Output each entry verbatim and exclude every picture from it.

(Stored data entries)
_____

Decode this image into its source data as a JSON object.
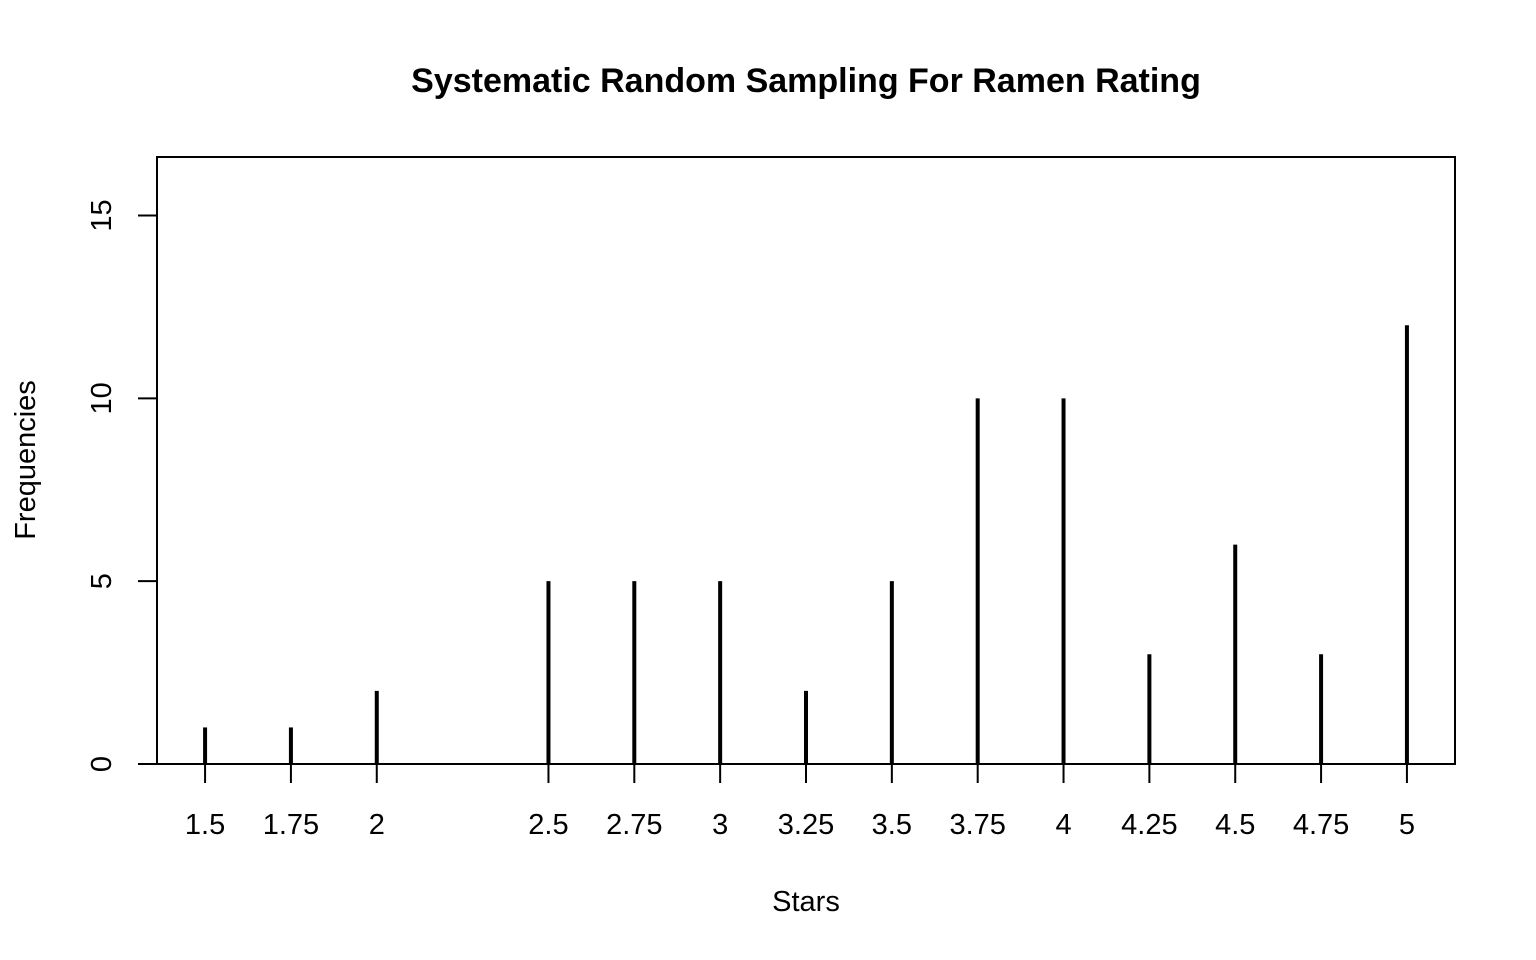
{
  "chart_data": {
    "type": "bar",
    "title": "Systematic Random Sampling For Ramen Rating",
    "xlabel": "Stars",
    "ylabel": "Frequencies",
    "x": [
      1.5,
      1.75,
      2,
      2.5,
      2.75,
      3,
      3.25,
      3.5,
      3.75,
      4,
      4.25,
      4.5,
      4.75,
      5
    ],
    "x_tick_labels": [
      "1.5",
      "1.75",
      "2",
      "2.5",
      "2.75",
      "3",
      "3.25",
      "3.5",
      "3.75",
      "4",
      "4.25",
      "4.5",
      "4.75",
      "5"
    ],
    "values": [
      1,
      1,
      2,
      5,
      5,
      5,
      2,
      5,
      10,
      10,
      3,
      6,
      3,
      12
    ],
    "y_ticks": [
      0,
      5,
      10,
      15
    ],
    "y_tick_labels": [
      "0",
      "5",
      "10",
      "15"
    ],
    "ylim": [
      0,
      16.6
    ],
    "xlim": [
      1.36,
      5.14
    ],
    "grid": false,
    "colors": {
      "bars": "#000000",
      "axes": "#000000",
      "background": "#ffffff"
    }
  }
}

_____

## Written answer
Decode this image into its source data as a JSON object.
{
  "chart_data": {
    "type": "bar",
    "title": "Systematic Random Sampling For Ramen Rating",
    "xlabel": "Stars",
    "ylabel": "Frequencies",
    "x": [
      1.5,
      1.75,
      2,
      2.5,
      2.75,
      3,
      3.25,
      3.5,
      3.75,
      4,
      4.25,
      4.5,
      4.75,
      5
    ],
    "x_tick_labels": [
      "1.5",
      "1.75",
      "2",
      "2.5",
      "2.75",
      "3",
      "3.25",
      "3.5",
      "3.75",
      "4",
      "4.25",
      "4.5",
      "4.75",
      "5"
    ],
    "values": [
      1,
      1,
      2,
      5,
      5,
      5,
      2,
      5,
      10,
      10,
      3,
      6,
      3,
      12
    ],
    "y_ticks": [
      0,
      5,
      10,
      15
    ],
    "y_tick_labels": [
      "0",
      "5",
      "10",
      "15"
    ],
    "ylim": [
      0,
      16.6
    ],
    "xlim": [
      1.36,
      5.14
    ],
    "grid": false,
    "colors": {
      "bars": "#000000",
      "axes": "#000000",
      "background": "#ffffff"
    }
  }
}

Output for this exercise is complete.